• THE PROBLEM
Extract the text of each entry below exactly, leaving every image behind.

• RAW DATA
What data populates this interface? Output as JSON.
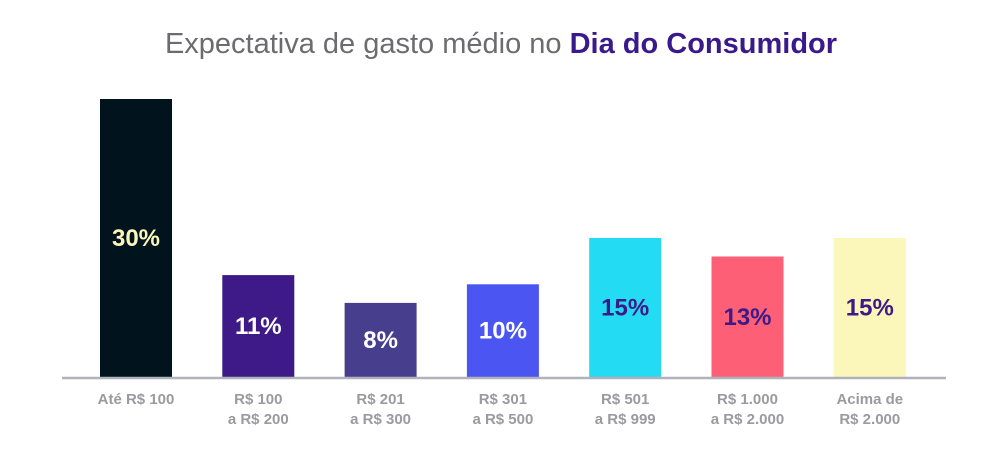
{
  "chart_data": {
    "type": "bar",
    "title_prefix": "Expectativa de gasto médio no ",
    "title_emphasis": "Dia do Consumidor",
    "xlabel": "",
    "ylabel": "",
    "unit": "%",
    "ylim": [
      0,
      30
    ],
    "grid": false,
    "categories": [
      [
        "Até R$ 100"
      ],
      [
        "R$ 100",
        "a R$ 200"
      ],
      [
        "R$ 201",
        "a R$ 300"
      ],
      [
        "R$ 301",
        "a R$ 500"
      ],
      [
        "R$ 501",
        "a R$ 999"
      ],
      [
        "R$ 1.000",
        "a R$ 2.000"
      ],
      [
        "Acima de",
        "R$ 2.000"
      ]
    ],
    "values": [
      30,
      11,
      8,
      10,
      15,
      13,
      15
    ],
    "value_labels": [
      "30%",
      "11%",
      "8%",
      "10%",
      "15%",
      "13%",
      "15%"
    ],
    "bar_colors": [
      "#01131c",
      "#3d1a87",
      "#473f8e",
      "#4a55f2",
      "#24dbf4",
      "#fd5f76",
      "#fbf6b9"
    ],
    "label_colors": [
      "#fbf6b9",
      "#ffffff",
      "#ffffff",
      "#ffffff",
      "#3d1a87",
      "#3d1a87",
      "#3d1a87"
    ],
    "axis_color": "#b0b2bb"
  }
}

• WRITTEN ANSWER
What data populates this interface? Output as JSON.
{
  "chart_data": {
    "type": "bar",
    "title_prefix": "Expectativa de gasto médio no ",
    "title_emphasis": "Dia do Consumidor",
    "xlabel": "",
    "ylabel": "",
    "unit": "%",
    "ylim": [
      0,
      30
    ],
    "grid": false,
    "categories": [
      [
        "Até R$ 100"
      ],
      [
        "R$ 100",
        "a R$ 200"
      ],
      [
        "R$ 201",
        "a R$ 300"
      ],
      [
        "R$ 301",
        "a R$ 500"
      ],
      [
        "R$ 501",
        "a R$ 999"
      ],
      [
        "R$ 1.000",
        "a R$ 2.000"
      ],
      [
        "Acima de",
        "R$ 2.000"
      ]
    ],
    "values": [
      30,
      11,
      8,
      10,
      15,
      13,
      15
    ],
    "value_labels": [
      "30%",
      "11%",
      "8%",
      "10%",
      "15%",
      "13%",
      "15%"
    ],
    "bar_colors": [
      "#01131c",
      "#3d1a87",
      "#473f8e",
      "#4a55f2",
      "#24dbf4",
      "#fd5f76",
      "#fbf6b9"
    ],
    "label_colors": [
      "#fbf6b9",
      "#ffffff",
      "#ffffff",
      "#ffffff",
      "#3d1a87",
      "#3d1a87",
      "#3d1a87"
    ],
    "axis_color": "#b0b2bb"
  }
}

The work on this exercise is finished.